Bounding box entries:
<<<<
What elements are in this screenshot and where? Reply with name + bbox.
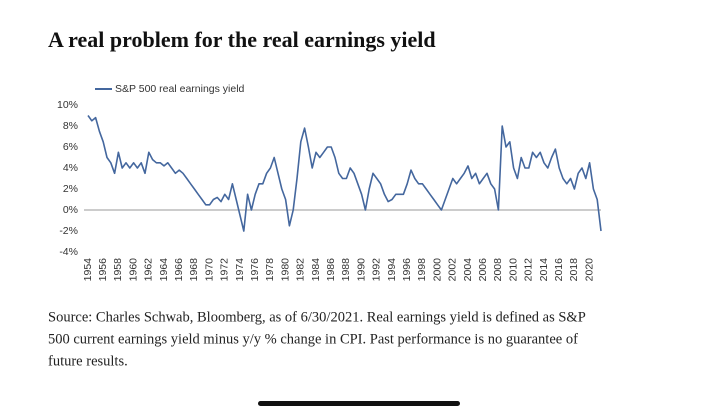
chart: 10%8%6%4%2%0%-2%-4%1954 1956 1958 1960 1962 1…	[57, 83, 602, 282]
x-tick-label: 1976	[249, 258, 261, 282]
x-tick-label: 1996	[401, 258, 413, 282]
y-tick-label: 2%	[63, 183, 78, 195]
home-indicator	[258, 401, 460, 406]
x-tick-label: 2008	[492, 258, 504, 282]
x-tick-label: 1992	[371, 258, 383, 282]
x-tick-label: 2012	[523, 258, 535, 282]
y-tick-label: -2%	[59, 225, 78, 237]
x-tick-label: 1966	[173, 258, 185, 282]
x-tick-label: 1954	[82, 258, 94, 282]
x-tick-label: 2010	[507, 258, 519, 282]
x-tick-label: 1978	[264, 258, 276, 282]
source-line: future results.	[48, 353, 128, 369]
y-tick-label: 4%	[63, 162, 78, 174]
x-tick-label: 1998	[416, 258, 428, 282]
x-tick-label: 1982	[295, 258, 307, 282]
y-tick-label: 0%	[63, 204, 78, 216]
legend-label: S&P 500 real earnings yield	[115, 83, 245, 95]
y-tick-label: 6%	[63, 141, 78, 153]
x-tick-label: 2000	[431, 258, 443, 282]
x-tick-label: 1972	[219, 258, 231, 282]
x-tick-label: 1956	[97, 258, 109, 282]
x-tick-label: 2002	[447, 258, 459, 282]
y-tick-label: 8%	[63, 120, 78, 132]
x-tick-label: 2020	[583, 258, 595, 282]
x-tick-label: 2016	[553, 258, 565, 282]
x-tick-label: 1994	[386, 258, 398, 282]
x-tick-label: 2004	[462, 258, 474, 282]
x-tick-label: 1964	[158, 258, 170, 282]
x-tick-label: 1986	[325, 258, 337, 282]
x-tick-label: 2018	[568, 258, 580, 282]
x-tick-label: 2014	[538, 258, 550, 282]
x-tick-label: 1970	[203, 258, 215, 282]
x-tick-label: 1980	[279, 258, 291, 282]
x-tick-label: 1990	[355, 258, 367, 282]
x-tick-label: 1984	[310, 258, 322, 282]
headline: A real problem for the real earnings yie…	[48, 27, 436, 52]
x-tick-label: 1988	[340, 258, 352, 282]
x-tick-label: 1962	[143, 258, 155, 282]
series-line	[87, 115, 602, 232]
source-line: 500 current earnings yield minus y/y % c…	[48, 331, 578, 347]
y-tick-label: 10%	[57, 99, 78, 111]
source-line: Source: Charles Schwab, Bloomberg, as of…	[48, 309, 586, 325]
x-tick-label: 1958	[112, 258, 124, 282]
x-tick-label: 1960	[127, 258, 139, 282]
x-tick-label: 1968	[188, 258, 200, 282]
x-tick-label: 2006	[477, 258, 489, 282]
x-tick-label: 1974	[234, 258, 246, 282]
y-tick-label: -4%	[59, 246, 78, 258]
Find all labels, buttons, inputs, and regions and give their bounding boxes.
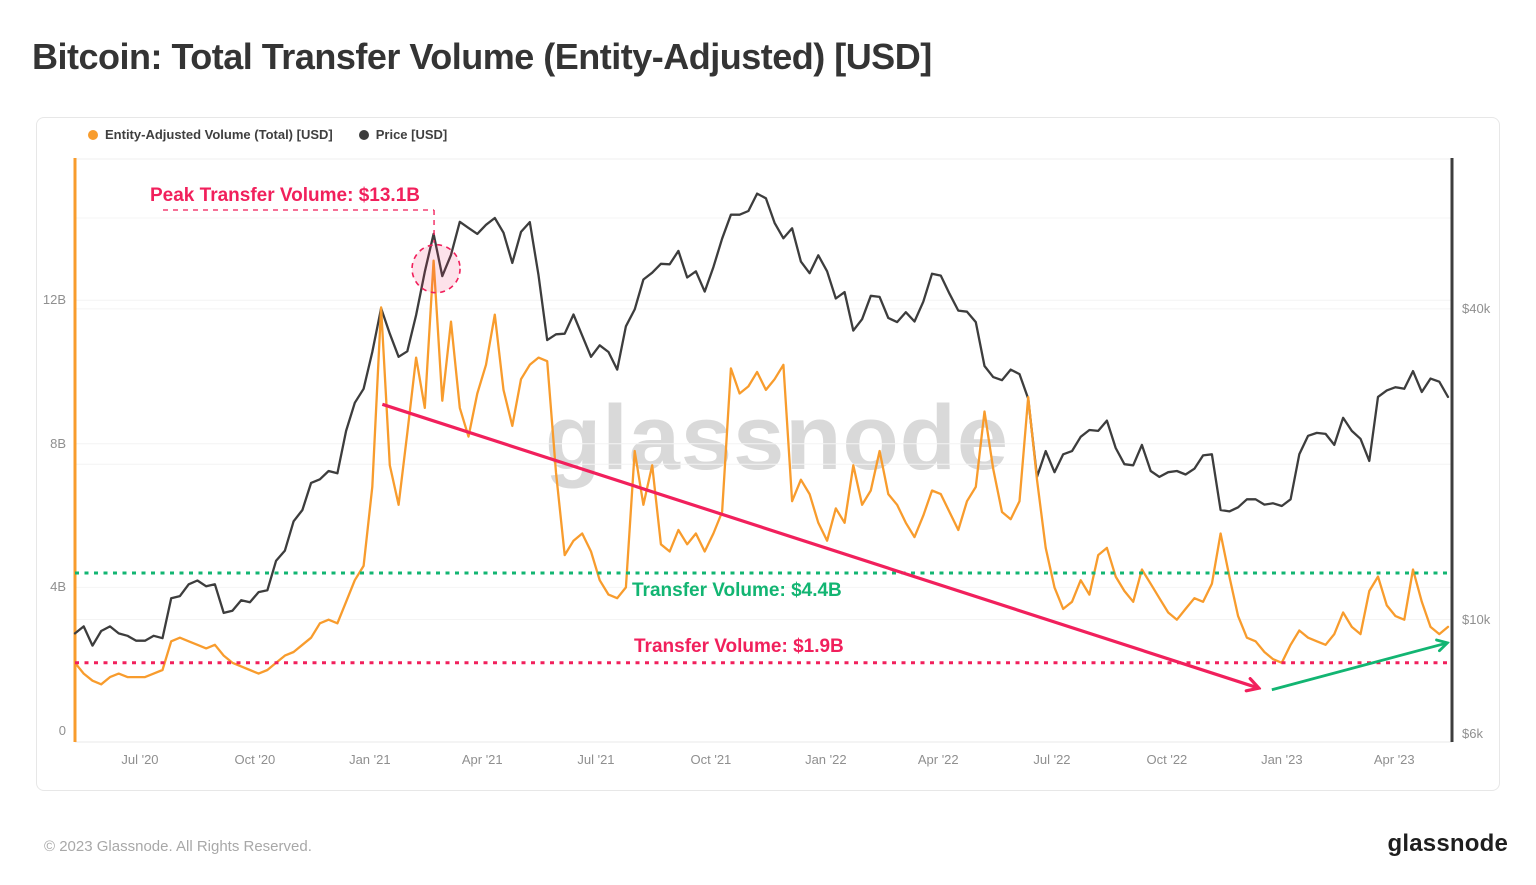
>>>>
▸ What is being asked
Copy every line of the items above word for word, omitting the pictures.

▸ Output below
What elements are in this screenshot and where? Reply with name + bbox.
chart: 10%8%6%4%2%0%-2%-4%1954 1956 1958 1960 1962 1…	[57, 83, 602, 282]
x-tick-label: 1976	[249, 258, 261, 282]
x-tick-label: 1996	[401, 258, 413, 282]
y-tick-label: 2%	[63, 183, 78, 195]
home-indicator	[258, 401, 460, 406]
x-tick-label: 2008	[492, 258, 504, 282]
x-tick-label: 1992	[371, 258, 383, 282]
x-tick-label: 2012	[523, 258, 535, 282]
y-tick-label: -2%	[59, 225, 78, 237]
x-tick-label: 1966	[173, 258, 185, 282]
x-tick-label: 1954	[82, 258, 94, 282]
x-tick-label: 2010	[507, 258, 519, 282]
x-tick-label: 1978	[264, 258, 276, 282]
source-line: future results.	[48, 353, 128, 369]
y-tick-label: 4%	[63, 162, 78, 174]
x-tick-label: 1998	[416, 258, 428, 282]
x-tick-label: 1982	[295, 258, 307, 282]
y-tick-label: 0%	[63, 204, 78, 216]
legend-label: S&P 500 real earnings yield	[115, 83, 245, 95]
y-tick-label: 6%	[63, 141, 78, 153]
x-tick-label: 2000	[431, 258, 443, 282]
x-tick-label: 1972	[219, 258, 231, 282]
x-tick-label: 1956	[97, 258, 109, 282]
x-tick-label: 2002	[447, 258, 459, 282]
y-tick-label: 8%	[63, 120, 78, 132]
x-tick-label: 2020	[583, 258, 595, 282]
x-tick-label: 2016	[553, 258, 565, 282]
x-tick-label: 1994	[386, 258, 398, 282]
x-tick-label: 2004	[462, 258, 474, 282]
x-tick-label: 1964	[158, 258, 170, 282]
x-tick-label: 1986	[325, 258, 337, 282]
x-tick-label: 2018	[568, 258, 580, 282]
x-tick-label: 2014	[538, 258, 550, 282]
x-tick-label: 1970	[203, 258, 215, 282]
x-tick-label: 1980	[279, 258, 291, 282]
x-tick-label: 1990	[355, 258, 367, 282]
x-tick-label: 1984	[310, 258, 322, 282]
headline: A real problem for the real earnings yie…	[48, 27, 436, 52]
x-tick-label: 1988	[340, 258, 352, 282]
x-tick-label: 1962	[143, 258, 155, 282]
series-line	[87, 115, 602, 232]
source-line: 500 current earnings yield minus y/y % c…	[48, 331, 578, 347]
y-tick-label: 10%	[57, 99, 78, 111]
source-line: Source: Charles Schwab, Bloomberg, as of…	[48, 309, 586, 325]
x-tick-label: 1958	[112, 258, 124, 282]
x-tick-label: 1960	[127, 258, 139, 282]
x-tick-label: 1968	[188, 258, 200, 282]
x-tick-label: 2006	[477, 258, 489, 282]
x-tick-label: 1974	[234, 258, 246, 282]
y-tick-label: -4%	[59, 246, 78, 258]
Find all labels, buttons, inputs, and regions and give their bounding boxes.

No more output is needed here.